• **SET EXERCISE**
Retype everything in the listing, leaving each line exactly as it is.

((

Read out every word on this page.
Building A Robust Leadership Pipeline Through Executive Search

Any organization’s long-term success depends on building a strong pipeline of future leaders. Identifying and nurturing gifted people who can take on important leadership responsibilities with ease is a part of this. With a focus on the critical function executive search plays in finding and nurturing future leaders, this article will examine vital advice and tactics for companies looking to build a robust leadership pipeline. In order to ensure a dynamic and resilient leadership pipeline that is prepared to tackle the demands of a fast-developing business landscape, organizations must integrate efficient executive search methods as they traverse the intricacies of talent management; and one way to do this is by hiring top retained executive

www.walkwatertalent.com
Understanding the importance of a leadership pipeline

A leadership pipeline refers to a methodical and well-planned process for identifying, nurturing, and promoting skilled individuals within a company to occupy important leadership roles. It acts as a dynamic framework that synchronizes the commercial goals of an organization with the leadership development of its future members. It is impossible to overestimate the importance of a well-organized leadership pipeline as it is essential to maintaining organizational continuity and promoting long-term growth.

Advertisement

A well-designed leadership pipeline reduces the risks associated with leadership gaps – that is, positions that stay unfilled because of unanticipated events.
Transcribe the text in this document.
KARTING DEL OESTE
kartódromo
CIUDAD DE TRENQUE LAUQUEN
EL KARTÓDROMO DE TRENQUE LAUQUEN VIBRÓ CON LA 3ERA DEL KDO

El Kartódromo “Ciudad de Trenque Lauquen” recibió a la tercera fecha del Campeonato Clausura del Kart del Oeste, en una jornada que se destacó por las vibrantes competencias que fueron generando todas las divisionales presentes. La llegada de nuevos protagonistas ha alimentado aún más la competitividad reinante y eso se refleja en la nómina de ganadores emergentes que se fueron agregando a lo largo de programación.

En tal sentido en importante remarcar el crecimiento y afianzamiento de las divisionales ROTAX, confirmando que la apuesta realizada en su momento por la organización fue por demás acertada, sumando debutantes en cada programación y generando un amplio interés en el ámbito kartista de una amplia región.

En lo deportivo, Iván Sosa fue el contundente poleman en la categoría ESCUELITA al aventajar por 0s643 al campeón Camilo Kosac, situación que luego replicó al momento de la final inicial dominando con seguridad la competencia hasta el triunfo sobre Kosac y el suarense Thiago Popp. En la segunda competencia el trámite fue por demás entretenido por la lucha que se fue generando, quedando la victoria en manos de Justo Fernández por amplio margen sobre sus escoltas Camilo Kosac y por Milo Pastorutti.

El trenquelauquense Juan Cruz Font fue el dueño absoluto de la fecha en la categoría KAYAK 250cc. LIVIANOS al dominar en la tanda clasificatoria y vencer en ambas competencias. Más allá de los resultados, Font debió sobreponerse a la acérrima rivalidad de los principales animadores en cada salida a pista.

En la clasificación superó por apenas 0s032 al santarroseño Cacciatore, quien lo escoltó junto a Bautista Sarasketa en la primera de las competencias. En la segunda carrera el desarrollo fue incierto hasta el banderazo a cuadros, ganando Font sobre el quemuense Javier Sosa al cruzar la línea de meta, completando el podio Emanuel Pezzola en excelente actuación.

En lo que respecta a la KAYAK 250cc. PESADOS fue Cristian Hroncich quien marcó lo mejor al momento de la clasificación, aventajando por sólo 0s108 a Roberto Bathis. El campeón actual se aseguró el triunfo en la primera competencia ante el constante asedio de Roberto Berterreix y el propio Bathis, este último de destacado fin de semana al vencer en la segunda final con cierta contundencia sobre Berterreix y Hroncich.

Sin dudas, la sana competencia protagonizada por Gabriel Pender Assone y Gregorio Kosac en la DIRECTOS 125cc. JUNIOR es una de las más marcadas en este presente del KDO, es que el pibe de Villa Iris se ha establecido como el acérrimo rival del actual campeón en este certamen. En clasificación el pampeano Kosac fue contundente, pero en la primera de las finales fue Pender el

))

• **RESULT**
Read out every word on this page.
Building A Robust Leadership Pipeline Through Executive Search

Any organization’s long-term success depends on building a strong pipeline of future leaders. Identifying and nurturing gifted people who can take on important leadership responsibilities with ease is a part of this. With a focus on the critical function executive search plays in finding and nurturing future leaders, this article will examine vital advice and tactics for companies looking to build a robust leadership pipeline. In order to ensure a dynamic and resilient leadership pipeline that is prepared to tackle the demands of a fast-developing business landscape, organizations must integrate efficient executive search methods as they traverse the intricacies of talent management; and one way to do this is by hiring top retained executive

www.walkwatertalent.com
Understanding the importance of a leadership pipeline

A leadership pipeline refers to a methodical and well-planned process for identifying, nurturing, and promoting skilled individuals within a company to occupy important leadership roles. It acts as a dynamic framework that synchronizes the commercial goals of an organization with the leadership development of its future members. It is impossible to overestimate the importance of a well-organized leadership pipeline as it is essential to maintaining organizational continuity and promoting long-term growth.

Advertisement

A well-designed leadership pipeline reduces the risks associated with leadership gaps – that is, positions that stay unfilled because of unanticipated events.
Transcribe the text in this document.
KARTING DEL OESTE
kartódromo
CIUDAD DE TRENQUE LAUQUEN
EL KARTÓDROMO DE TRENQUE LAUQUEN VIBRÓ CON LA 3ERA DEL KDO

El Kartódromo “Ciudad de Trenque Lauquen” recibió a la tercera fecha del Campeonato Clausura del Kart del Oeste, en una jornada que se destacó por las vibrantes competencias que fueron generando todas las divisionales presentes. La llegada de nuevos protagonistas ha alimentado aún más la competitividad reinante y eso se refleja en la nómina de ganadores emergentes que se fueron agregando a lo largo de programación.

En tal sentido en importante remarcar el crecimiento y afianzamiento de las divisionales ROTAX, confirmando que la apuesta realizada en su momento por la organización fue por demás acertada, sumando debutantes en cada programación y generando un amplio interés en el ámbito kartista de una amplia región.

En lo deportivo, Iván Sosa fue el contundente poleman en la categoría ESCUELITA al aventajar por 0s643 al campeón Camilo Kosac, situación que luego replicó al momento de la final inicial dominando con seguridad la competencia hasta el triunfo sobre Kosac y el suarense Thiago Popp. En la segunda competencia el trámite fue por demás entretenido por la lucha que se fue generando, quedando la victoria en manos de Justo Fernández por amplio margen sobre sus escoltas Camilo Kosac y por Milo Pastorutti.

El trenquelauquense Juan Cruz Font fue el dueño absoluto de la fecha en la categoría KAYAK 250cc. LIVIANOS al dominar en la tanda clasificatoria y vencer en ambas competencias. Más allá de los resultados, Font debió sobreponerse a la acérrima rivalidad de los principales animadores en cada salida a pista.

En la clasificación superó por apenas 0s032 al santarroseño Cacciatore, quien lo escoltó junto a Bautista Sarasketa en la primera de las competencias. En la segunda carrera el desarrollo fue incierto hasta el banderazo a cuadros, ganando Font sobre el quemuense Javier Sosa al cruzar la línea de meta, completando el podio Emanuel Pezzola en excelente actuación.

En lo que respecta a la KAYAK 250cc. PESADOS fue Cristian Hroncich quien marcó lo mejor al momento de la clasificación, aventajando por sólo 0s108 a Roberto Bathis. El campeón actual se aseguró el triunfo en la primera competencia ante el constante asedio de Roberto Berterreix y el propio Bathis, este último de destacado fin de semana al vencer en la segunda final con cierta contundencia sobre Berterreix y Hroncich.

Sin dudas, la sana competencia protagonizada por Gabriel Pender Assone y Gregorio Kosac en la DIRECTOS 125cc. JUNIOR es una de las más marcadas en este presente del KDO, es que el pibe de Villa Iris se ha establecido como el acérrimo rival del actual campeón en este certamen. En clasificación el pampeano Kosac fue contundente, pero en la primera de las finales fue Pender el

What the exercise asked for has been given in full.